## TASK GOAL
Collect all the lines that mention the word "gestion".

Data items
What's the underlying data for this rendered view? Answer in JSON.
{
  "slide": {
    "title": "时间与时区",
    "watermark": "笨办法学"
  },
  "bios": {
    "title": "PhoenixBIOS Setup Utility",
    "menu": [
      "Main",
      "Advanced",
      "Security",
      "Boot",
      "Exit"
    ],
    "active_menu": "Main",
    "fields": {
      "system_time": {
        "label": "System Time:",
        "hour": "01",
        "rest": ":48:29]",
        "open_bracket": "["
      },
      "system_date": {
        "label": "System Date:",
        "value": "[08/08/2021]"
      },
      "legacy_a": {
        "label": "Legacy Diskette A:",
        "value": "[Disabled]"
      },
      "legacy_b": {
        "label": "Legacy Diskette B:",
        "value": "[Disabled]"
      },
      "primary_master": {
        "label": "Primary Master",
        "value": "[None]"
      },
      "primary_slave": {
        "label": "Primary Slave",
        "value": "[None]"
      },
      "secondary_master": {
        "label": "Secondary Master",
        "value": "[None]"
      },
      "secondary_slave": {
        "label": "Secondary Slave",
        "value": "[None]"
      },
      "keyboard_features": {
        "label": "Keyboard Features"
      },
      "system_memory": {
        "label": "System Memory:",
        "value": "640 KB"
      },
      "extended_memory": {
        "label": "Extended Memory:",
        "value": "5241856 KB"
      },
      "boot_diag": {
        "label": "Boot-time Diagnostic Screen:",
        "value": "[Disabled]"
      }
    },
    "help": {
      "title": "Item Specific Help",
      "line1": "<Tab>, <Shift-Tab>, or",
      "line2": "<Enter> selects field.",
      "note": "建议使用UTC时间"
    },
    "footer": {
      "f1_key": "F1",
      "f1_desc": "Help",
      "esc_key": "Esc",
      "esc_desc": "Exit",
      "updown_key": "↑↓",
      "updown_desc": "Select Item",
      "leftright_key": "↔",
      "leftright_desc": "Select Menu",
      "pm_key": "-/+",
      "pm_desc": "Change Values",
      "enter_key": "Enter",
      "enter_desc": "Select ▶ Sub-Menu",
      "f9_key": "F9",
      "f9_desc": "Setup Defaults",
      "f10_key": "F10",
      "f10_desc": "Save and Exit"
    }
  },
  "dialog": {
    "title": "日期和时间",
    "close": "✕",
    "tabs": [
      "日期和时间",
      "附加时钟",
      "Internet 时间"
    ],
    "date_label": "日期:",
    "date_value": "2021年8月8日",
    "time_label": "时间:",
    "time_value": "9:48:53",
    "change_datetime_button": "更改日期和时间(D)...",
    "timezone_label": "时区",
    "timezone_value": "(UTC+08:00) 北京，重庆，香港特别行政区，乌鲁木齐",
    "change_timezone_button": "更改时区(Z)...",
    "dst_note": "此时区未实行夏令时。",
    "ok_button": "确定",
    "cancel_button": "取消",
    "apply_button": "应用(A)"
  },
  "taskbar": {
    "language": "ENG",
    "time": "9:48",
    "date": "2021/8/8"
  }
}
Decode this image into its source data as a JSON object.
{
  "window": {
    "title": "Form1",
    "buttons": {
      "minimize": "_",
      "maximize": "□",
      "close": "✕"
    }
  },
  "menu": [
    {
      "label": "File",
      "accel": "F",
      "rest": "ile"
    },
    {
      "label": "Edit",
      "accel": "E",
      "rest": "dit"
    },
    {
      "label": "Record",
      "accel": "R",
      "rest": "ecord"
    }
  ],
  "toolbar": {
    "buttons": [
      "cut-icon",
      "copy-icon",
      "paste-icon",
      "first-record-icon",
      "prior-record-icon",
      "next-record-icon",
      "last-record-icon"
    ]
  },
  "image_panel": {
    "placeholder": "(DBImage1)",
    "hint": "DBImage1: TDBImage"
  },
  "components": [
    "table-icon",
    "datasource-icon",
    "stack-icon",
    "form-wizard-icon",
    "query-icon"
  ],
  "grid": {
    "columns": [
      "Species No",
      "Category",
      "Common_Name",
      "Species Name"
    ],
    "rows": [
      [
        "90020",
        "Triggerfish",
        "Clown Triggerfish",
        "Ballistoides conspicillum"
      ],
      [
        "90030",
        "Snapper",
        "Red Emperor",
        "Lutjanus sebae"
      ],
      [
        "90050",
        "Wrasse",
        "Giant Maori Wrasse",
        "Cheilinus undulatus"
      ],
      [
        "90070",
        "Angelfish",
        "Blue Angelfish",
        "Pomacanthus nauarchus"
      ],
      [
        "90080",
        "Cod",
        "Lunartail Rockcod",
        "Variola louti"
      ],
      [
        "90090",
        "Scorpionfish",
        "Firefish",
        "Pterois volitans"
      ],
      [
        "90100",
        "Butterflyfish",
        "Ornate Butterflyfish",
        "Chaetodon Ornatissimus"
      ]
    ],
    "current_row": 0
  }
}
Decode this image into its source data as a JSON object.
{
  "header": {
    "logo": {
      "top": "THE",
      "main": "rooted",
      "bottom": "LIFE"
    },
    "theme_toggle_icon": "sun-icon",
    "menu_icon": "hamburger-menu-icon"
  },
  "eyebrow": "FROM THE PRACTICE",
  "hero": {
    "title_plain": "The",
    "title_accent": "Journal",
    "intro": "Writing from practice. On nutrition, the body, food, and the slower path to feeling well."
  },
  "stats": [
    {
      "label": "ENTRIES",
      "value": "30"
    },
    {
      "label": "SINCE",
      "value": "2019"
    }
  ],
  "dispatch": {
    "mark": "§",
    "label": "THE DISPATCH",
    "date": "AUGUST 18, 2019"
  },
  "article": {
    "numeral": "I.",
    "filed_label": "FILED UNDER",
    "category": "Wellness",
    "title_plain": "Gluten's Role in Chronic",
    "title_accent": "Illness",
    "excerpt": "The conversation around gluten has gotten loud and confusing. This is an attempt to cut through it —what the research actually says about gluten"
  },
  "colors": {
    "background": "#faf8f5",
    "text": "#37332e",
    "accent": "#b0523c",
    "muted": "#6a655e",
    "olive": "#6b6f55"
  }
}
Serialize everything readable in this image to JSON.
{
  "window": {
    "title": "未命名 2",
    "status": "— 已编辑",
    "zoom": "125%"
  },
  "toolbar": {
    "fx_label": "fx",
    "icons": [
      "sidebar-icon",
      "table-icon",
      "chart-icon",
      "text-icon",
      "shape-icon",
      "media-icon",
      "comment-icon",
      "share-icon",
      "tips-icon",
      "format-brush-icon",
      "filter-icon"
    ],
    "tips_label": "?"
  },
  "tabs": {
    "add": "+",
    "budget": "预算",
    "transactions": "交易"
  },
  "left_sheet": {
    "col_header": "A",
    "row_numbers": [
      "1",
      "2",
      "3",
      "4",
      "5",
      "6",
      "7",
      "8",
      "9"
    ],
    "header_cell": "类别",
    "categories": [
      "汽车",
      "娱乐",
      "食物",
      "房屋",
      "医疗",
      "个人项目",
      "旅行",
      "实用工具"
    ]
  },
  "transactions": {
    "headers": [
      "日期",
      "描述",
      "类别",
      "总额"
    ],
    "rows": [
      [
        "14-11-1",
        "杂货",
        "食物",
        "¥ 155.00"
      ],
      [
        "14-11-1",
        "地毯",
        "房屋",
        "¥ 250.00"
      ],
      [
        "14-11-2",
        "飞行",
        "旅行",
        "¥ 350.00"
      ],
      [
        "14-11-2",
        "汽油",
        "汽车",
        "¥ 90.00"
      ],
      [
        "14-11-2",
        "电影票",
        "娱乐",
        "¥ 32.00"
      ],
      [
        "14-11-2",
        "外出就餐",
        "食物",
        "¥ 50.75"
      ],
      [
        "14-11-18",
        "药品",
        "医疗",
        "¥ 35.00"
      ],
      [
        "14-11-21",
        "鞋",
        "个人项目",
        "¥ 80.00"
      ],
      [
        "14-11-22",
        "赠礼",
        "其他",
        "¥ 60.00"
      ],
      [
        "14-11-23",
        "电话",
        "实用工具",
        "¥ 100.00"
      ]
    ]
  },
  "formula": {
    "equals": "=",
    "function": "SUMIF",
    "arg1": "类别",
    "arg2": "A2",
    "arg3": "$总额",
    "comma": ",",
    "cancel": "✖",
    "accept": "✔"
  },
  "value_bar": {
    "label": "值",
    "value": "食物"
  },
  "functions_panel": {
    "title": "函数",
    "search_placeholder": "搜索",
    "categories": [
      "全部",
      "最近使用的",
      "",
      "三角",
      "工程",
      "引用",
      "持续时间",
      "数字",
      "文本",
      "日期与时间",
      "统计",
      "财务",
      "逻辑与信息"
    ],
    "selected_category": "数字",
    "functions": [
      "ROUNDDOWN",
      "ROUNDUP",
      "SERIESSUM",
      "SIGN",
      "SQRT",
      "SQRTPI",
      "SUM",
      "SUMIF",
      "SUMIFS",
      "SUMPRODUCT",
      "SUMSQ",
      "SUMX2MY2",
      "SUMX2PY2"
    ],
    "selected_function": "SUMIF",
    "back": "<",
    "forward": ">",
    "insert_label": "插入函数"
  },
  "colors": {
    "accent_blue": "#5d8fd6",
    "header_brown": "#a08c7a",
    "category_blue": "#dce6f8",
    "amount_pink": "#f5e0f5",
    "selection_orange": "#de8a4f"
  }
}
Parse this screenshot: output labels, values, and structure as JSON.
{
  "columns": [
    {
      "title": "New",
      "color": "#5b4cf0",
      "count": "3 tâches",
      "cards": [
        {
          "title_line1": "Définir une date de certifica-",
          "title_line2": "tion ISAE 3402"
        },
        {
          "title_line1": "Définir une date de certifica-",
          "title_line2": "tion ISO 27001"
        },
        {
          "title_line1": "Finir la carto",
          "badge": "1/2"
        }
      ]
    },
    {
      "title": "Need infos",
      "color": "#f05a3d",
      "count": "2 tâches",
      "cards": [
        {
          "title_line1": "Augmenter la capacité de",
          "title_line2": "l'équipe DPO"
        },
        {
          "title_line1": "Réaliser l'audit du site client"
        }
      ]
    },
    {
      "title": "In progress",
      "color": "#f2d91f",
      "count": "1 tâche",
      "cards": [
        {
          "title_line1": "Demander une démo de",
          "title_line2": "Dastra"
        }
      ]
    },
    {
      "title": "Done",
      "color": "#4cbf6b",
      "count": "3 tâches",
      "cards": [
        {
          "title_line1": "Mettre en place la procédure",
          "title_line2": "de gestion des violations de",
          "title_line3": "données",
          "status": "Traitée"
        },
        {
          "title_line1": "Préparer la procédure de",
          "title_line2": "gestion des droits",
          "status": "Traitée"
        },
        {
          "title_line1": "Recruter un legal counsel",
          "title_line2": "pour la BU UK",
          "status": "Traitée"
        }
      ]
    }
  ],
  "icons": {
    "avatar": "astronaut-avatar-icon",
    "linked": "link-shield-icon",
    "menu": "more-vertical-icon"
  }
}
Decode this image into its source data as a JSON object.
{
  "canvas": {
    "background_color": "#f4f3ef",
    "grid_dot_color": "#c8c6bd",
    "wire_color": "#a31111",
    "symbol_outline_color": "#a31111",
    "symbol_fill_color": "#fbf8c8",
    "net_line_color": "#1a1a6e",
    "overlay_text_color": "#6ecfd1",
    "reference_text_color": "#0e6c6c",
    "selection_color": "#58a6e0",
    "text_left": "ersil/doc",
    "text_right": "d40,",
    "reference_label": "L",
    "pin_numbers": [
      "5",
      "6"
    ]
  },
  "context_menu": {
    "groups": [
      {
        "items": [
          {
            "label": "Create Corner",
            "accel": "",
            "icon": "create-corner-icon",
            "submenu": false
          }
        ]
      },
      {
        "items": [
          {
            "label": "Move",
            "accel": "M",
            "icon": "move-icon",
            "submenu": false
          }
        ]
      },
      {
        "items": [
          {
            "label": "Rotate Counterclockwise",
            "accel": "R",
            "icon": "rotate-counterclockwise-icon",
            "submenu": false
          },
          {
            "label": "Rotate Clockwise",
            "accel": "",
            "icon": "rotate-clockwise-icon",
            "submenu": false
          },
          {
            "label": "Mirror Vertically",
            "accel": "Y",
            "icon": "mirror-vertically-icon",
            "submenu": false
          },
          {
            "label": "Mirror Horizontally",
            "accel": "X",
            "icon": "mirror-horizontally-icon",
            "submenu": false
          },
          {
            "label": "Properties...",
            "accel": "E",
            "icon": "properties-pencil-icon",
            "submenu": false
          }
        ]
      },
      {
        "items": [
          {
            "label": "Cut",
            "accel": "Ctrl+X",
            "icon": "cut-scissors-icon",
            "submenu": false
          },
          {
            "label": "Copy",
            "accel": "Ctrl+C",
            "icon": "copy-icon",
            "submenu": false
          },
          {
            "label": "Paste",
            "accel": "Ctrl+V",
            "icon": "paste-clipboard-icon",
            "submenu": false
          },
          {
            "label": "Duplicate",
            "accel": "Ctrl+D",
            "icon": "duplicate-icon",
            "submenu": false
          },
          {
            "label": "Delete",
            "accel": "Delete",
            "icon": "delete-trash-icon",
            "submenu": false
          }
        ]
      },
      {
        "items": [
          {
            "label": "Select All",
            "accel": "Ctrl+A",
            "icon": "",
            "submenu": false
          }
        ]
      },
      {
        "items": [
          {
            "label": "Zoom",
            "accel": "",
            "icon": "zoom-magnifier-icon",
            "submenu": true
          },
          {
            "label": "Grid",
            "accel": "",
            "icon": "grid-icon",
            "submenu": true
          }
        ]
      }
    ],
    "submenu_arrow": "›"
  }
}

## REPLY
          "title_line2": "de gestion des violations de",
          "title_line2": "gestion des droits",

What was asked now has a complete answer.